Available records:

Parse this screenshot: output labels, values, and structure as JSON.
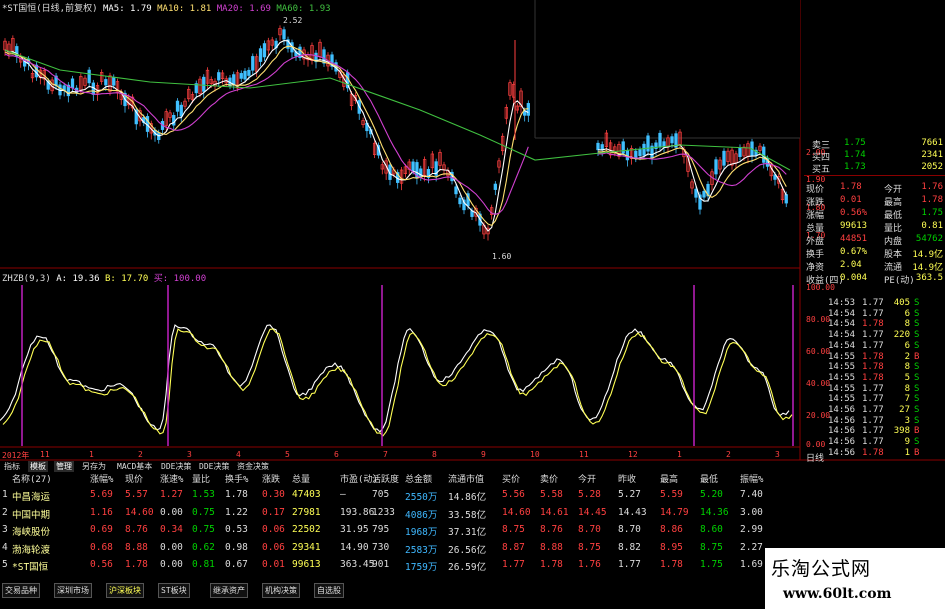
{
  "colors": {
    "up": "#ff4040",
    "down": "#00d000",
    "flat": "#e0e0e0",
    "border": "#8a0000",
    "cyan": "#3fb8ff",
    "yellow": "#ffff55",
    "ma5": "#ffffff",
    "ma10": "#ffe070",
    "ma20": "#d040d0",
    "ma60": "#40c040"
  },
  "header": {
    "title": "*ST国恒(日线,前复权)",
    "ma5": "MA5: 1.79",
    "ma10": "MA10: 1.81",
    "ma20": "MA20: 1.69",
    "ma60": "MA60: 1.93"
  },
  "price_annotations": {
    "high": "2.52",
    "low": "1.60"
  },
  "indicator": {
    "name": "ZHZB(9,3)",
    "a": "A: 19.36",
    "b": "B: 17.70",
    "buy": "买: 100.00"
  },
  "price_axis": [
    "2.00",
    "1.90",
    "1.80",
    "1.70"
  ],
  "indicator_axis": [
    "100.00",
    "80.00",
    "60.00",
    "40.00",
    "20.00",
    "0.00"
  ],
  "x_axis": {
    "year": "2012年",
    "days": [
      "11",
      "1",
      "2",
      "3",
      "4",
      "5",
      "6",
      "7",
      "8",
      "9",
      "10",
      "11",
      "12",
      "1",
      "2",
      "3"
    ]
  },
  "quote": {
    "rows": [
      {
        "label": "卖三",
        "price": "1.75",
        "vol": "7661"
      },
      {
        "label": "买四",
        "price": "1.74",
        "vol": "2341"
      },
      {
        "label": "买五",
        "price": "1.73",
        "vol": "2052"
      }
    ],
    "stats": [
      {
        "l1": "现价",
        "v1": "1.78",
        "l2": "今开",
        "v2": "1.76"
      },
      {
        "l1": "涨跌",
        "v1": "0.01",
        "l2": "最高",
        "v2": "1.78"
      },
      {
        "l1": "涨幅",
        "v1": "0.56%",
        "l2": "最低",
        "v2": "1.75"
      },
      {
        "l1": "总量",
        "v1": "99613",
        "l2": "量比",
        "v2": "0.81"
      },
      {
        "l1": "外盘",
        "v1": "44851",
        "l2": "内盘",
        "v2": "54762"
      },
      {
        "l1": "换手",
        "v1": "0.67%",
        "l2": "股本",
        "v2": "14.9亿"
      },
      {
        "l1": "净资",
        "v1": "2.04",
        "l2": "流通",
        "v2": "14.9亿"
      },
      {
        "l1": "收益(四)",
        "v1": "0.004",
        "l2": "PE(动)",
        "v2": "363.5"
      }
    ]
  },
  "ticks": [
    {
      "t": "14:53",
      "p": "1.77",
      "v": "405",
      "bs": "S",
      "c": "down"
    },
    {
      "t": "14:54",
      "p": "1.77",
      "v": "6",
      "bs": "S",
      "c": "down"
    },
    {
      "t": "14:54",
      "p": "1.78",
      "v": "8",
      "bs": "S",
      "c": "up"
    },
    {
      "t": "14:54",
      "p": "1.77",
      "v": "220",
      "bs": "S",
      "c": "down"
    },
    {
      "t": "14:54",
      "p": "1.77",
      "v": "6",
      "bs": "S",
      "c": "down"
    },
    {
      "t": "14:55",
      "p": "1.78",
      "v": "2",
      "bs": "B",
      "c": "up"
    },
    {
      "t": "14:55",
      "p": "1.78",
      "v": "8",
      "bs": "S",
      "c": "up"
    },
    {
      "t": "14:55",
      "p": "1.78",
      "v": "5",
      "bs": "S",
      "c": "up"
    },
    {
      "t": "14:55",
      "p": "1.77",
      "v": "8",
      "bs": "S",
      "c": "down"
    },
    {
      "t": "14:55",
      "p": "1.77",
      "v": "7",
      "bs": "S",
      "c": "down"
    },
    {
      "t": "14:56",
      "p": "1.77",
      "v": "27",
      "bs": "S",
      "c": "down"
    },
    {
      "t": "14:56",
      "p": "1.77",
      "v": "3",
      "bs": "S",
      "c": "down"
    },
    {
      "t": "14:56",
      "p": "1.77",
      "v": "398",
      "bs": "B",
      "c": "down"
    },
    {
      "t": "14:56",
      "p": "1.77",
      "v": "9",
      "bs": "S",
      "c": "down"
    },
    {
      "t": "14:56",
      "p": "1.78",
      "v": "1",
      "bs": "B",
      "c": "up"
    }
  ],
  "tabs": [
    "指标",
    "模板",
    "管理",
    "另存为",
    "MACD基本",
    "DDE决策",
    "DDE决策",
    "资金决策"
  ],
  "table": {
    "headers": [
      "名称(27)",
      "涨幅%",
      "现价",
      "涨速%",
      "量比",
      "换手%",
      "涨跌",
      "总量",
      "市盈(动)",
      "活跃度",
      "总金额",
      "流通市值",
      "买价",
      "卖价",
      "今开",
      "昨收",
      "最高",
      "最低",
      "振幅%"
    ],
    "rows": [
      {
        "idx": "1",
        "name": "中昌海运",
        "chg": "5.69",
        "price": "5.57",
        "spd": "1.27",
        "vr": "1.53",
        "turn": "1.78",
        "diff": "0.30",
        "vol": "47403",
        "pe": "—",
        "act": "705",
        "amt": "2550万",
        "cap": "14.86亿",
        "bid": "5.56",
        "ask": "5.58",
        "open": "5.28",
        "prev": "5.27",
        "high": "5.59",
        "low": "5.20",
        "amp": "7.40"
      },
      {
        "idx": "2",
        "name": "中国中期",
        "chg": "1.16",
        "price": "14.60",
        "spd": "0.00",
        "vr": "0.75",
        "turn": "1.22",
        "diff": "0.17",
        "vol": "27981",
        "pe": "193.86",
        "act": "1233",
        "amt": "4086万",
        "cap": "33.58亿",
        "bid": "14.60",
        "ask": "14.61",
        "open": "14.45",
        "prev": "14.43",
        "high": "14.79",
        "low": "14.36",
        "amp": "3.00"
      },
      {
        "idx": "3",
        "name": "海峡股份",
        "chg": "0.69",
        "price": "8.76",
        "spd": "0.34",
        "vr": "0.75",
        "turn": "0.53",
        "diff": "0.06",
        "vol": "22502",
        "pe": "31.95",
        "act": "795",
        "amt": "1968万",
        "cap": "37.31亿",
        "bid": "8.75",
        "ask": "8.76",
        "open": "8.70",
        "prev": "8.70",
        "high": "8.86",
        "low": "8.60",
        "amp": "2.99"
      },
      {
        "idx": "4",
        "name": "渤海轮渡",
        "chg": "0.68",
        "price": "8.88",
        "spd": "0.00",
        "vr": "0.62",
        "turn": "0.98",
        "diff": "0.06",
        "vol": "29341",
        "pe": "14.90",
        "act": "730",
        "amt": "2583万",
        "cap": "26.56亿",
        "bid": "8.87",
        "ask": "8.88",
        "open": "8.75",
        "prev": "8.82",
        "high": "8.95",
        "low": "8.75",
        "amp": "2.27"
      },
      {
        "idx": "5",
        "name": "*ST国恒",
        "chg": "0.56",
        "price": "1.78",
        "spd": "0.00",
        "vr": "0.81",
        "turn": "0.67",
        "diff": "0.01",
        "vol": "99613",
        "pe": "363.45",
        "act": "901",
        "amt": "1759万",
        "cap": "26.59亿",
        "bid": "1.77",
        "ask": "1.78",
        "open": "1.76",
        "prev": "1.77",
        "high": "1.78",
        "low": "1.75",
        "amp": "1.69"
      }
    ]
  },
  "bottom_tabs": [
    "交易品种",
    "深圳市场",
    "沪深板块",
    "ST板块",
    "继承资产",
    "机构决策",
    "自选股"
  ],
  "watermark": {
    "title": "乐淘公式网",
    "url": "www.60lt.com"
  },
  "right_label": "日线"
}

...

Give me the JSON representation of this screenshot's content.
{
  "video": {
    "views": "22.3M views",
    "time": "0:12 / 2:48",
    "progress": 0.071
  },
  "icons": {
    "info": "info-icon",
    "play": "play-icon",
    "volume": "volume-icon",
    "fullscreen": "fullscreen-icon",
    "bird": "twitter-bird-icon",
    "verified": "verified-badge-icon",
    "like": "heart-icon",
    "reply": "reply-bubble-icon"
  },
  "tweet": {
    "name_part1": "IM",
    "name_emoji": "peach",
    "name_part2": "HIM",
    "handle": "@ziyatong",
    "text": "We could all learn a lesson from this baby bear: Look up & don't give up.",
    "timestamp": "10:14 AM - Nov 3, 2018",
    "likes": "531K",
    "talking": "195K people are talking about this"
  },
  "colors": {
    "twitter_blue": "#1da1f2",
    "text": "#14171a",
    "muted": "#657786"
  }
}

Task to complete: Scan the listing above and identify each line holding the string "open"; copy every such line.

Exercise output:
        "open": "5.28",
        "open": "14.45",
        "open": "8.70",
        "open": "8.75",
        "open": "1.76",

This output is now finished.